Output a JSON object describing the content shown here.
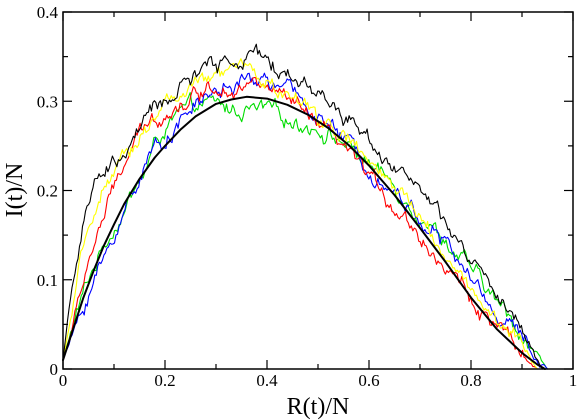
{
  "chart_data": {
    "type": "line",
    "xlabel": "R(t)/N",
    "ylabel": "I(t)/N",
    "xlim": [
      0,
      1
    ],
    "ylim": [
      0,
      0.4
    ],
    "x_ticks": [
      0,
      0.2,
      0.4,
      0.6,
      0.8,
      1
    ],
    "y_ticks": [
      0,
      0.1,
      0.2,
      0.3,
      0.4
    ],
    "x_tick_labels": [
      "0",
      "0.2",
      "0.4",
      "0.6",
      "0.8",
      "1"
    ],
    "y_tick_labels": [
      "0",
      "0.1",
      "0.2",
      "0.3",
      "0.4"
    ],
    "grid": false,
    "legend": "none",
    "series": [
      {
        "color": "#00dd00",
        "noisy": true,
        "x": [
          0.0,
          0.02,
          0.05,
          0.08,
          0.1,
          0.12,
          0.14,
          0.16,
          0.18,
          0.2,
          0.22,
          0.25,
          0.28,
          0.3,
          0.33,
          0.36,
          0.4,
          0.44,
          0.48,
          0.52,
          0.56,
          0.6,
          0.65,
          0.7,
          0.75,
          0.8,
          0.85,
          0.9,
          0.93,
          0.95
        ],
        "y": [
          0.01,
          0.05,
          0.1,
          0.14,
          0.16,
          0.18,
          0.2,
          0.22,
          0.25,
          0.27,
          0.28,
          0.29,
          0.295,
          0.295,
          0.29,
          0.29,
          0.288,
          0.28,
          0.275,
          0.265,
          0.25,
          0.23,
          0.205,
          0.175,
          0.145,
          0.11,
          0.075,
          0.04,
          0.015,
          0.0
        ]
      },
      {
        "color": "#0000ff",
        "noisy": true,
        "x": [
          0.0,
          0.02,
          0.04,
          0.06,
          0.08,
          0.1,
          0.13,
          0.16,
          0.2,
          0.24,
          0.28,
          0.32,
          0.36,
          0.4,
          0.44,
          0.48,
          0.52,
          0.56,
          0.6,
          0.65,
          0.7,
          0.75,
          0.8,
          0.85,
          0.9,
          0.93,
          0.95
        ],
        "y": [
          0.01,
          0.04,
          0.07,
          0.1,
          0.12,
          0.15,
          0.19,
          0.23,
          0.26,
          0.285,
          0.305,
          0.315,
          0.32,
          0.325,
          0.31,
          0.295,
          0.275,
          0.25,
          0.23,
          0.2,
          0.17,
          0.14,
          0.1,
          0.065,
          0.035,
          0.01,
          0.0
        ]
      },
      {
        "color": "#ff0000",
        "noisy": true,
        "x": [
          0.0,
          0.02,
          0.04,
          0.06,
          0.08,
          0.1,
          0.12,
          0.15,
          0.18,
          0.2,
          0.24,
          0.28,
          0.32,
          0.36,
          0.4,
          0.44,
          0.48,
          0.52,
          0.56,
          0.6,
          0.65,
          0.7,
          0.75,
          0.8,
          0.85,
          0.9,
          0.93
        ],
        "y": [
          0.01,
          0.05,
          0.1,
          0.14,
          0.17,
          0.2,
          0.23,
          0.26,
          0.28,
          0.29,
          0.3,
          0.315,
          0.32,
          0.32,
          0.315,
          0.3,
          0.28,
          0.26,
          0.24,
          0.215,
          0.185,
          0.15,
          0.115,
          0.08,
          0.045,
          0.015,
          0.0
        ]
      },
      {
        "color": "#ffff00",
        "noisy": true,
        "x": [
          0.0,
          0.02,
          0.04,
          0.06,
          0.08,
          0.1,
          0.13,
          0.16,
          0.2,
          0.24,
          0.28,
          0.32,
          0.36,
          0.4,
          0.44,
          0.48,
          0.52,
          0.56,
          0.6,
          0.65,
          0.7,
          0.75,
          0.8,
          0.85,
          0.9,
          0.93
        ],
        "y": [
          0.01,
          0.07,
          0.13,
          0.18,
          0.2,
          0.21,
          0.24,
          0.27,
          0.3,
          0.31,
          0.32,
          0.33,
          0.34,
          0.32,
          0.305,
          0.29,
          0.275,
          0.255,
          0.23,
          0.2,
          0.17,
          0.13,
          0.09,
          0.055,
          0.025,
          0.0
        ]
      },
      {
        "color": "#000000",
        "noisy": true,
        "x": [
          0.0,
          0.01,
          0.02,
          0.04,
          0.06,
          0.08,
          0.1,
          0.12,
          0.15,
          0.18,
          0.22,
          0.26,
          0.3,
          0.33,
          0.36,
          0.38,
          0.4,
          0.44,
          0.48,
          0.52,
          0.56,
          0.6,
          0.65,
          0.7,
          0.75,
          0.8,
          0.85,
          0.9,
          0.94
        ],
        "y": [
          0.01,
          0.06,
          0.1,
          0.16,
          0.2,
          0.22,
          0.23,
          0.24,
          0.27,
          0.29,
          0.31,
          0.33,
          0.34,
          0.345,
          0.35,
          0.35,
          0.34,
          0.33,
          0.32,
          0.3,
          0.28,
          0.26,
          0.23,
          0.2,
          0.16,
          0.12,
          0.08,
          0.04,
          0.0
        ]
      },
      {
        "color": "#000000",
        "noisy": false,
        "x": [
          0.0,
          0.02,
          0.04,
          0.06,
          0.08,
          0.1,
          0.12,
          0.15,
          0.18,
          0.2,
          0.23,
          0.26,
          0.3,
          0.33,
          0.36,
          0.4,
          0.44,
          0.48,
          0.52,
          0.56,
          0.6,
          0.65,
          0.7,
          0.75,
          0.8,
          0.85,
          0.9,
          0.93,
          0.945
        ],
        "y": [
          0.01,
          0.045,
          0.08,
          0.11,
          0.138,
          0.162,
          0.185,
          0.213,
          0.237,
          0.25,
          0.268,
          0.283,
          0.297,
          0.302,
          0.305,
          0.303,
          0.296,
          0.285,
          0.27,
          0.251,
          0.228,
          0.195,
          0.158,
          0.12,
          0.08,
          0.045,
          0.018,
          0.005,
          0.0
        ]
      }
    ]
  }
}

========

◆ YOUR GOAL
Return each line in the records that holds the string "color".

◆ OUTPUT OF THE EXERCISE
        "color": "#00dd00",
        "color": "#0000ff",
        "color": "#ff0000",
        "color": "#ffff00",
        "color": "#000000",
        "color": "#000000",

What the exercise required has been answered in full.